WORK REQUIRED ::
The output should be all lines of the entries below in which the word "Voghera" occurs.

DATA EXTRACTS ::
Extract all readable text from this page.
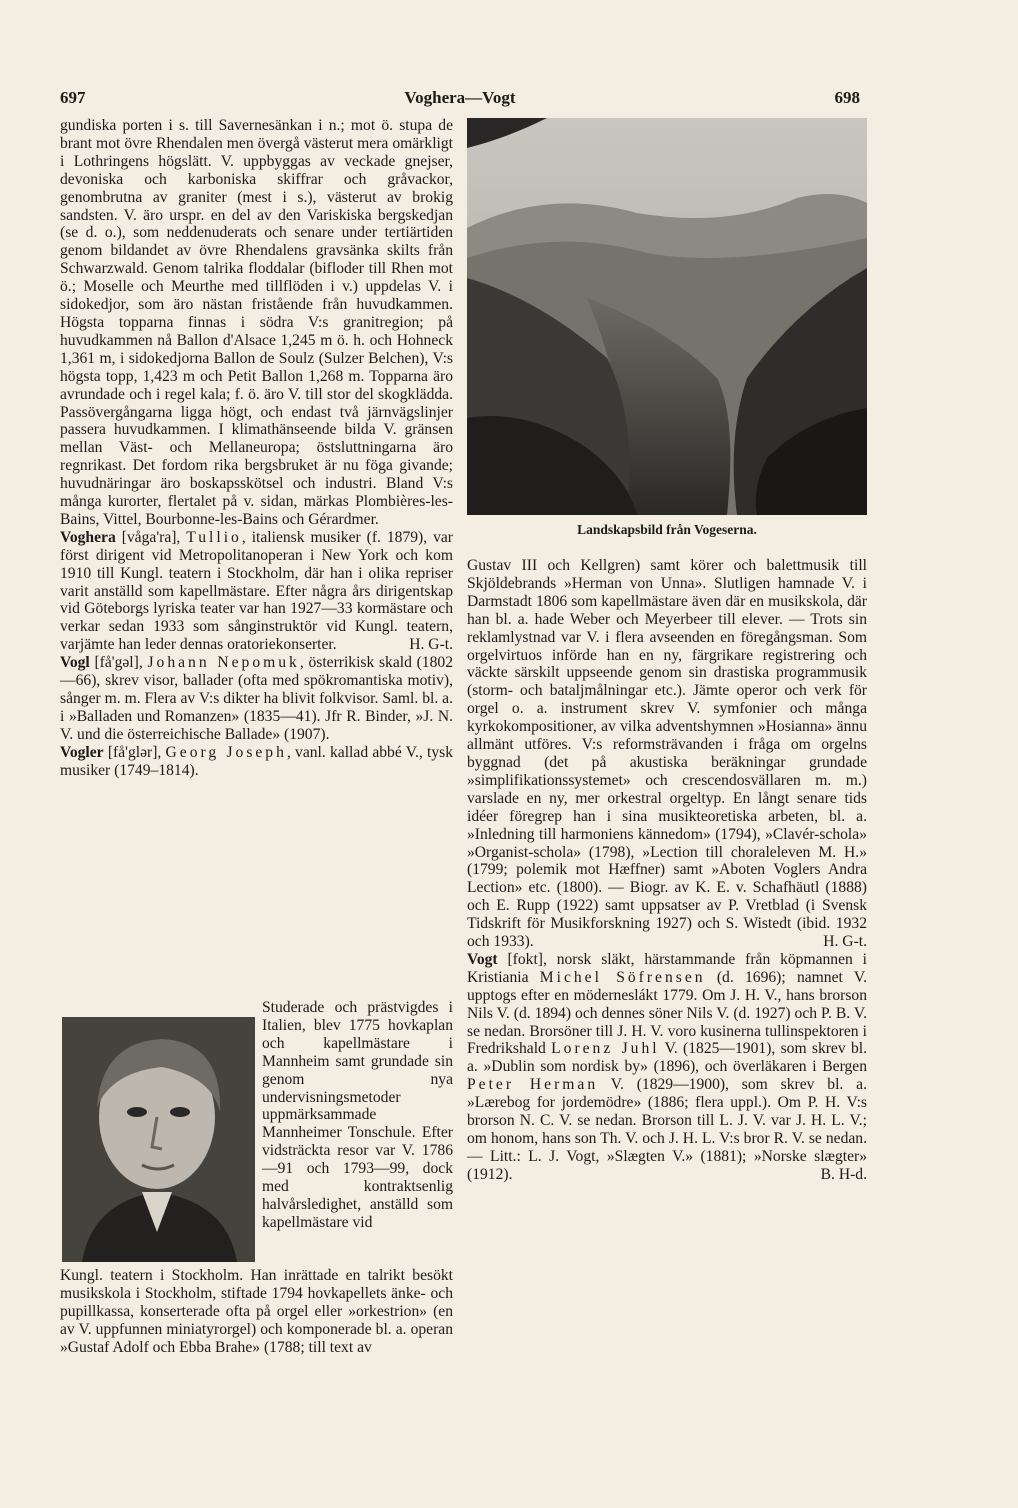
697	Voghera—Vogt	698
Landskapsbild från Vogeserna.

gundiska porten i s. till Savernesänkan i n.; mot ö. stupa de brant mot övre Rhendalen men övergå västerut mera omärkligt i Lothringens högslätt. V. uppbyggas av veckade gnejser, devoniska och karboniska skiffrar och gråvackor, genombrutna av graniter (mest i s.), västerut av brokig sandsten. V. äro urspr. en del av den Variskiska bergskedjan (se d. o.), som neddenuderats och senare under tertiärtiden genom bildandet av övre Rhendalens gravsänka skilts från Schwarzwald. Genom talrika floddalar (bifloder till Rhen mot ö.; Moselle och Meurthe med tillflöden i v.) uppdelas V. i sidokedjor, som äro nästan fristående från huvudkammen. Högsta topparna finnas i södra V:s granitregion; på huvudkammen nå Ballon d'Alsace 1,245 m ö. h. och Hohneck 1,361 m, i sidokedjorna Ballon de Soulz (Sulzer Belchen), V:s högsta topp, 1,423 m och Petit Ballon 1,268 m. Topparna äro avrundade och i regel kala; f. ö. äro V. till stor del skogklädda. Passövergångarna ligga högt, och endast två järnvägslinjer passera huvudkammen. I klimathänseende bilda V. gränsen mellan Väst- och Mellaneuropa; östsluttningarna äro regnrikast. Det fordom rika bergsbruket är nu föga givande; huvudnäringar äro boskapsskötsel och industri. Bland V:s många kurorter, flertalet på v. sidan, märkas Plombières-les-Bains, Vittel, Bourbonne-les-Bains och Gérardmer.

Voghera [våga'ra], Tullio, italiensk musiker (f. 1879), var först dirigent vid Metropolitanoperan i New York och kom 1910 till Kungl. teatern i Stockholm, där han i olika repriser varit anställd som kapellmästare. Efter några års dirigentskap vid Göteborgs lyriska teater var han 1927—33 kormästare och verkar sedan 1933 som sånginstruktör vid Kungl. teatern, varjämte han leder dennas oratoriekonserter.	H. G-t.

Vogl [få'gəl], Johann Nepomuk, österrikisk skald (1802—66), skrev visor, ballader (ofta med spökromantiska motiv), sånger m. m. Flera av V:s dikter ha blivit folkvisor. Saml. bl. a. i »Balladen und Romanzen» (1835—41). Jfr R. Binder, »J. N. V. und die österreichische Ballade» (1907).

Vogler [få'glər], Georg Joseph, vanl. kallad abbé V., tysk musiker (1749–1814).

Studerade och prästvigdes i Italien, blev 1775 hovkaplan och kapellmästare i Mannheim samt grundade sin genom nya undervisningsmetoder uppmärksammade Mannheimer Tonschule. Efter vidsträckta resor var V. 1786—91 och 1793—99, dock med kontraktsenlig halvårsledighet, anställd som kapellmästare vid
Kungl. teatern i Stockholm. Han inrättade en talrikt besökt musikskola i Stockholm, stiftade 1794 hovkapellets änke- och pupillkassa, konserterade ofta på orgel eller »orkestrion» (en av V. uppfunnen miniatyrorgel) och komponerade bl. a. operan »Gustaf Adolf och Ebba Brahe» (1788; till text av

Gustav III och Kellgren) samt körer och balettmusik till Skjöldebrands »Herman von Unna». Slutligen hamnade V. i Darmstadt 1806 som kapellmästare även där en musikskola, där han bl. a. hade Weber och Meyerbeer till elever. — Trots sin reklamlystnad var V. i flera avseenden en föregångsman. Som orgelvirtuos införde han en ny, färgrikare registrering och väckte särskilt uppseende genom sin drastiska programmusik (storm- och bataljmålningar etc.). Jämte operor och verk för orgel o. a. instrument skrev V. symfonier och många kyrkokompositioner, av vilka adventshymnen »Hosianna» ännu allmänt utföres. V:s reformsträvanden i fråga om orgelns byggnad (det på akustiska beräkningar grundade »simplifikationssystemet» och crescendosvällaren m. m.) varslade en ny, mer orkestral orgeltyp. En långt senare tids idéer föregrep han i sina musikteoretiska arbeten, bl. a. »Inledning till harmoniens kännedom» (1794), »Clavér-schola» »Organist-schola» (1798), »Lection till choraleleven M. H.» (1799; polemik mot Hæffner) samt »Aboten Voglers Andra Lection» etc. (1800). — Biogr. av K. E. v. Schafhäutl (1888) och E. Rupp (1922) samt uppsatser av P. Vretblad (i Svensk Tidskrift för Musikforskning 1927) och S. Wistedt (ibid. 1932 och 1933).	H. G-t.

Vogt [fokt], norsk släkt, härstammande från köpmannen i Kristiania Michel Söfrensen (d. 1696); namnet V. upptogs efter en möderneslákt 1779. Om J. H. V., hans brorson Nils V. (d. 1894) och dennes söner Nils V. (d. 1927) och P. B. V. se nedan. Brorsöner till J. H. V. voro kusinerna tullinspektoren i Fredrikshald Lorenz Juhl V. (1825—1901), som skrev bl. a. »Dublin som nordisk by» (1896), och överläkaren i Bergen Peter Herman V. (1829—1900), som skrev bl. a. »Lærebog for jordemödre» (1886; flera uppl.). Om P. H. V:s brorson N. C. V. se nedan. Brorson till L. J. V. var J. H. L. V.; om honom, hans son Th. V. och J. H. L. V:s bror R. V. se nedan. — Litt.: L. J. Vogt, »Slægten V.» (1881); »Norske slægter» (1912).	B. H-d.
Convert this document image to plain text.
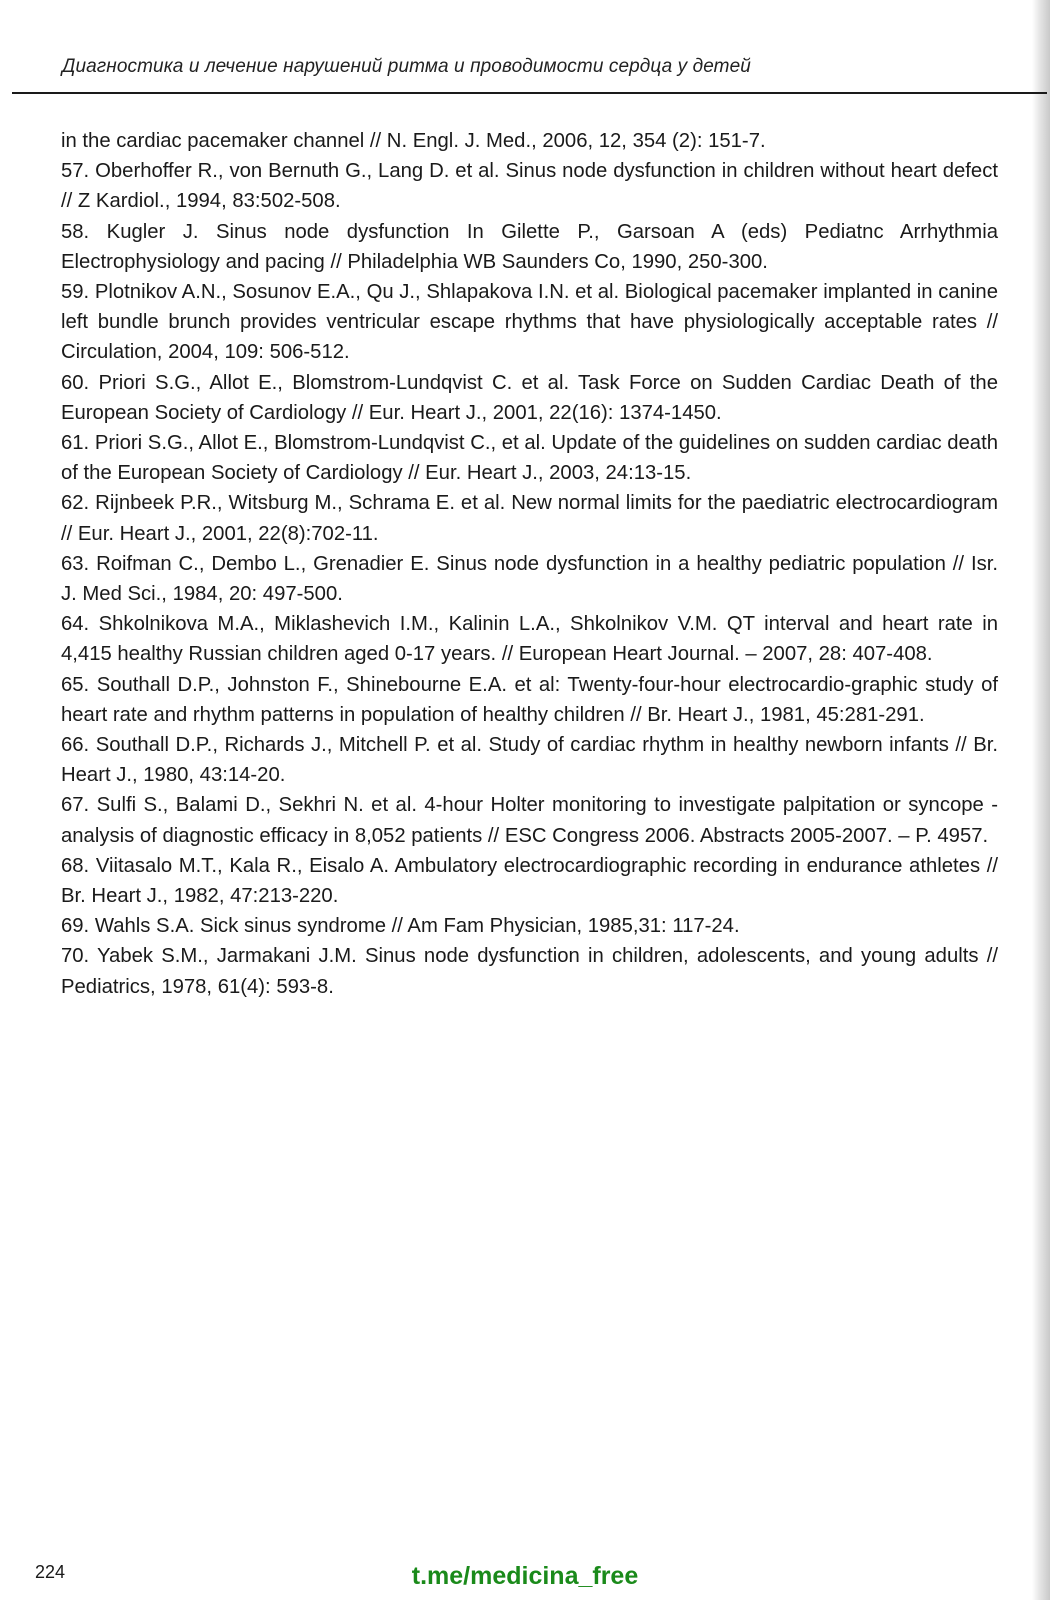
Диагностика и лечение нарушений ритма и проводимости сердца у детей

in the cardiac pacemaker channel // N. Engl. J. Med., 2006, 12, 354 (2): 151-7.

57. Oberhoffer R., von Bernuth G., Lang D. et al. Sinus node dysfunction in children without heart defect // Z Kardiol., 1994, 83:502-508.

58. Kugler J. Sinus node dysfunction In Gilette P., Garsoan A (eds) Pediatnc Arrhythmia Electrophysiology and pacing // Philadelphia WB Saunders Co, 1990, 250-300.

59. Plotnikov A.N., Sosunov E.A., Qu J., Shlapakova I.N. et al. Biological pacemaker implanted in canine left bundle brunch provides ventricular escape rhythms that have physiologically acceptable rates // Circulation, 2004, 109: 506-512.

60. Priori S.G., Allot E., Blomstrom-Lundqvist C. et al. Task Force on Sudden Cardiac Death of the European Society of Cardiology // Eur. Heart J., 2001, 22(16): 1374-1450.

61. Priori S.G., Allot E., Blomstrom-Lundqvist C., et al. Update of the guidelines on sudden cardiac death of the European Society of Cardiology // Eur. Heart J., 2003, 24:13-15.

62. Rijnbeek P.R., Witsburg M., Schrama E. et al. New normal limits for the paediatric electrocardiogram // Eur. Heart J., 2001, 22(8):702-11.

63. Roifman C., Dembo L., Grenadier E. Sinus node dysfunction in a healthy pediatric population // Isr. J. Med Sci., 1984, 20: 497-500.

64. Shkolnikova M.A., Miklashevich I.M., Kalinin L.A., Shkolnikov V.M. QT interval and heart rate in 4,415 healthy Russian children aged 0-17 years. // European Heart Journal. – 2007, 28: 407-408.

65. Southall D.P., Johnston F., Shinebourne E.A. et al: Twenty-four-hour electrocardio-graphic study of heart rate and rhythm patterns in population of healthy children // Br. Heart J., 1981, 45:281-291.

66. Southall D.P., Richards J., Mitchell P. et al. Study of cardiac rhythm in healthy newborn infants // Br. Heart J., 1980, 43:14-20.

67. Sulfi S., Balami D., Sekhri N. et al. 4-hour Holter monitoring to investigate palpitation or syncope - analysis of diagnostic efficacy in 8,052 patients // ESC Congress 2006. Abstracts 2005-2007. – P. 4957.

68. Viitasalo M.T., Kala R., Eisalo A. Ambulatory electrocardiographic recording in endurance athletes // Br. Heart J., 1982, 47:213-220.

69. Wahls S.A. Sick sinus syndrome // Am Fam Physician, 1985,31: 117-24.

70. Yabek S.M., Jarmakani J.M. Sinus node dysfunction in children, adolescents, and young adults // Pediatrics, 1978, 61(4): 593-8.

224	t.me/medicina_free
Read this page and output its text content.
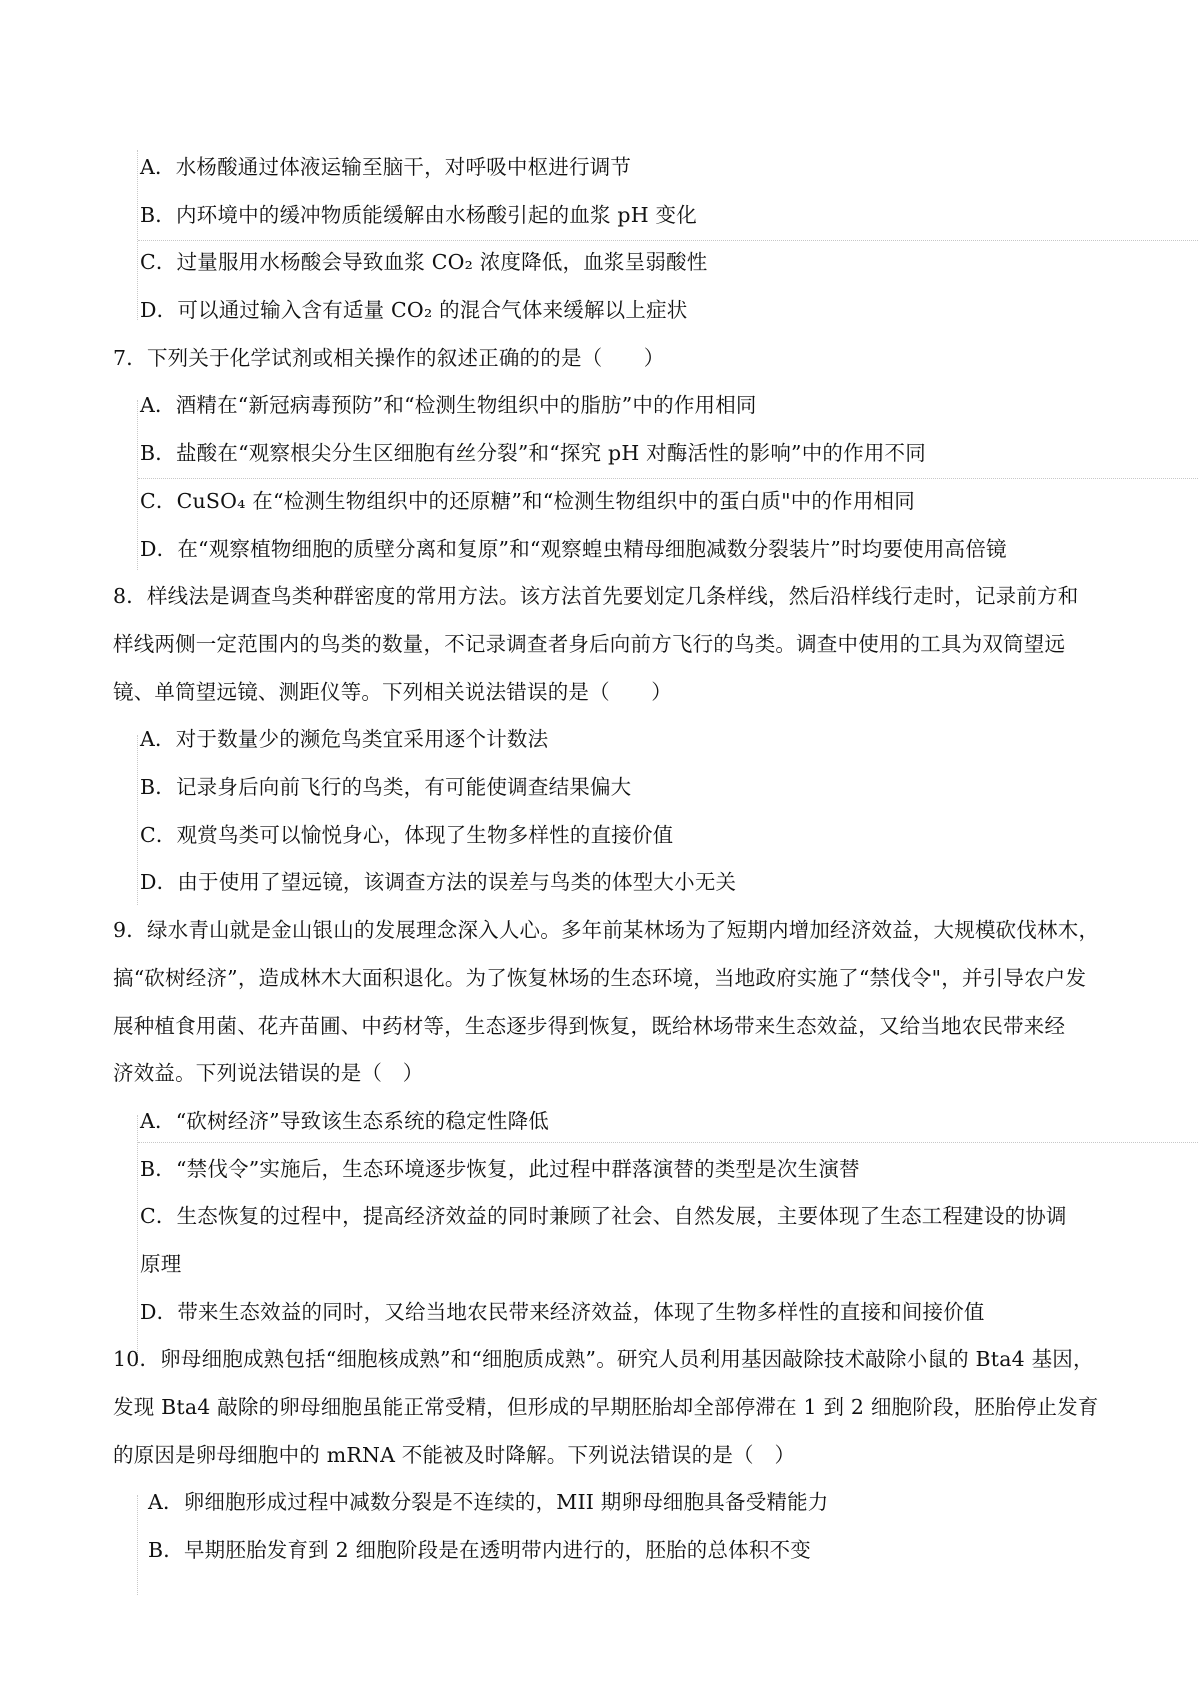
A．水杨酸通过体液运输至脑干，对呼吸中枢进行调节
B．内环境中的缓冲物质能缓解由水杨酸引起的血浆 pH 变化
C．过量服用水杨酸会导致血浆 CO₂ 浓度降低，血浆呈弱酸性
D．可以通过输入含有适量 CO₂ 的混合气体来缓解以上症状
7．下列关于化学试剂或相关操作的叙述正确的的是（　　）
A．酒精在“新冠病毒预防”和“检测生物组织中的脂肪”中的作用相同
B．盐酸在“观察根尖分生区细胞有丝分裂”和“探究 pH 对酶活性的影响”中的作用不同
C．CuSO₄ 在“检测生物组织中的还原糖”和“检测生物组织中的蛋白质"中的作用相同
D．在“观察植物细胞的质壁分离和复原”和“观察蝗虫精母细胞减数分裂装片”时均要使用高倍镜
8．样线法是调查鸟类种群密度的常用方法。该方法首先要划定几条样线，然后沿样线行走时，记录前方和
样线两侧一定范围内的鸟类的数量，不记录调查者身后向前方飞行的鸟类。调查中使用的工具为双筒望远
镜、单筒望远镜、测距仪等。下列相关说法错误的是（　　）
A．对于数量少的濒危鸟类宜采用逐个计数法
B．记录身后向前飞行的鸟类，有可能使调查结果偏大
C．观赏鸟类可以愉悦身心，体现了生物多样性的直接价值
D．由于使用了望远镜，该调查方法的误差与鸟类的体型大小无关
9．绿水青山就是金山银山的发展理念深入人心。多年前某林场为了短期内增加经济效益，大规模砍伐林木，
搞“砍树经济”，造成林木大面积退化。为了恢复林场的生态环境，当地政府实施了“禁伐令"，并引导农户发
展种植食用菌、花卉苗圃、中药材等，生态逐步得到恢复，既给林场带来生态效益，又给当地农民带来经
济效益。下列说法错误的是（　）
A．“砍树经济”导致该生态系统的稳定性降低
B．“禁伐令”实施后，生态环境逐步恢复，此过程中群落演替的类型是次生演替
C．生态恢复的过程中，提高经济效益的同时兼顾了社会、自然发展，主要体现了生态工程建设的协调
原理
D．带来生态效益的同时，又给当地农民带来经济效益，体现了生物多样性的直接和间接价值
10．卵母细胞成熟包括“细胞核成熟”和“细胞质成熟”。研究人员利用基因敲除技术敲除小鼠的 Bta4 基因，
发现 Bta4 敲除的卵母细胞虽能正常受精，但形成的早期胚胎却全部停滞在 1 到 2 细胞阶段，胚胎停止发育
的原因是卵母细胞中的 mRNA 不能被及时降解。下列说法错误的是（　）
A．卵细胞形成过程中减数分裂是不连续的，MII 期卵母细胞具备受精能力
B．早期胚胎发育到 2 细胞阶段是在透明带内进行的，胚胎的总体积不变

ANSWER TO THIS TASK ::
697	Voghera—Vogt	698
Voghera [våga'ra], Tullio, italiensk musiker (f. 1879), var först dirigent vid Metropolitanoperan i New York och kom 1910 till Kungl. teatern i Stockholm, där han i olika repriser varit anställd som kapellmästare. Efter några års dirigentskap vid Göteborgs lyriska teater var han 1927—33 kormästare och verkar sedan 1933 som sånginstruktör vid Kungl. teatern, varjämte han leder dennas oratoriekonserter.	H. G-t.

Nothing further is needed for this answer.